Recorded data
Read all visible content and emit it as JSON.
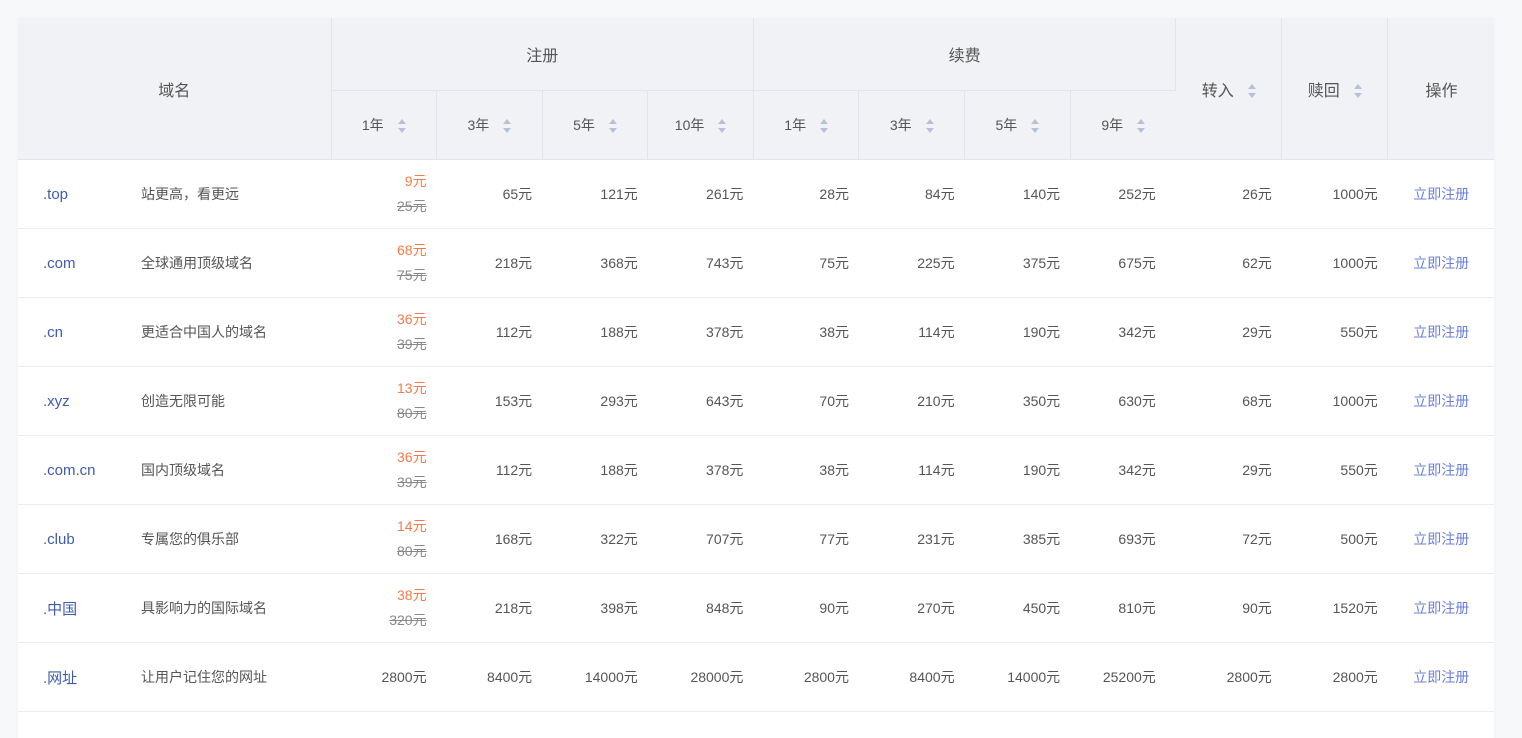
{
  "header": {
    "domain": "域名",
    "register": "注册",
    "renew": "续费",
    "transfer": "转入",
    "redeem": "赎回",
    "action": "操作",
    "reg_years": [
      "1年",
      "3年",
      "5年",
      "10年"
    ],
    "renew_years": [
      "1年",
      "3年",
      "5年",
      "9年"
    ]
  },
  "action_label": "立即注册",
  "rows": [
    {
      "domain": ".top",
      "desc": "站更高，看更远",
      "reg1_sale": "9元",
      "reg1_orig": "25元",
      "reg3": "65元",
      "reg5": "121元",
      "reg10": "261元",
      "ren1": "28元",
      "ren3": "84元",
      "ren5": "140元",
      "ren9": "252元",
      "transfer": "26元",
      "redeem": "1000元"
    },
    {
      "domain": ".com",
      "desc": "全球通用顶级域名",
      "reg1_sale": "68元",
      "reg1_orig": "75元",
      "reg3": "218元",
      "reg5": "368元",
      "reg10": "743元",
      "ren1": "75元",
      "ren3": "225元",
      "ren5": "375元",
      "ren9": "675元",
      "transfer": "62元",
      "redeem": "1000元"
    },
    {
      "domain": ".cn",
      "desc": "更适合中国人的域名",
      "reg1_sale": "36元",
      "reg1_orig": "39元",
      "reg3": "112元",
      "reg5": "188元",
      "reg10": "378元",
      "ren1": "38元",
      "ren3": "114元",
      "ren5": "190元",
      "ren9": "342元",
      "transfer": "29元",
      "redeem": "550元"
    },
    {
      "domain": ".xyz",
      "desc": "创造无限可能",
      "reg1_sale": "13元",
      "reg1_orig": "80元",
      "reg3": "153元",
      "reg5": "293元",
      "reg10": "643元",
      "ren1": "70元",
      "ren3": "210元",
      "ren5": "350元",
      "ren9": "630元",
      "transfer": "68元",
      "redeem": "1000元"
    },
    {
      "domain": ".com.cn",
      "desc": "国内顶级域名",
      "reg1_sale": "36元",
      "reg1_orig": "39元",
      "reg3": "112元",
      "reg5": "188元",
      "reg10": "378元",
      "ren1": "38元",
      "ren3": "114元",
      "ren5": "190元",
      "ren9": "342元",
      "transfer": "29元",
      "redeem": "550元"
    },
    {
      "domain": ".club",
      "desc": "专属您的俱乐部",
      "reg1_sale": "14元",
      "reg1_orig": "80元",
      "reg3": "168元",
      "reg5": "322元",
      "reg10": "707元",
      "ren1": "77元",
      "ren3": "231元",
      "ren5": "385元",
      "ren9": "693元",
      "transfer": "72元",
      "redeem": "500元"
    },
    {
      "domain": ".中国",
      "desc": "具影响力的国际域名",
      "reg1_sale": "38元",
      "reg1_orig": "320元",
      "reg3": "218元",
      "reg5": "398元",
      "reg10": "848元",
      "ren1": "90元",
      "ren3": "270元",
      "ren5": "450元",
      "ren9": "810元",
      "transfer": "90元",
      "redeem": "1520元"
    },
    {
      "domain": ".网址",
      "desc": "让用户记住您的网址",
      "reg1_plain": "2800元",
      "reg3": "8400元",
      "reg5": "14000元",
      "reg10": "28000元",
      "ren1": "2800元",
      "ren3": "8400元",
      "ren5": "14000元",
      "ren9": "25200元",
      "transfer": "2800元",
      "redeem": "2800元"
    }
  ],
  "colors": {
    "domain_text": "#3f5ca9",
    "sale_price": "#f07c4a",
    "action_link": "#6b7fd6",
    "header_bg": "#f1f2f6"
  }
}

• _Task prompt_
A number is the only answer here: how many lines of the material above contain "transfer"?

• _Final result_
9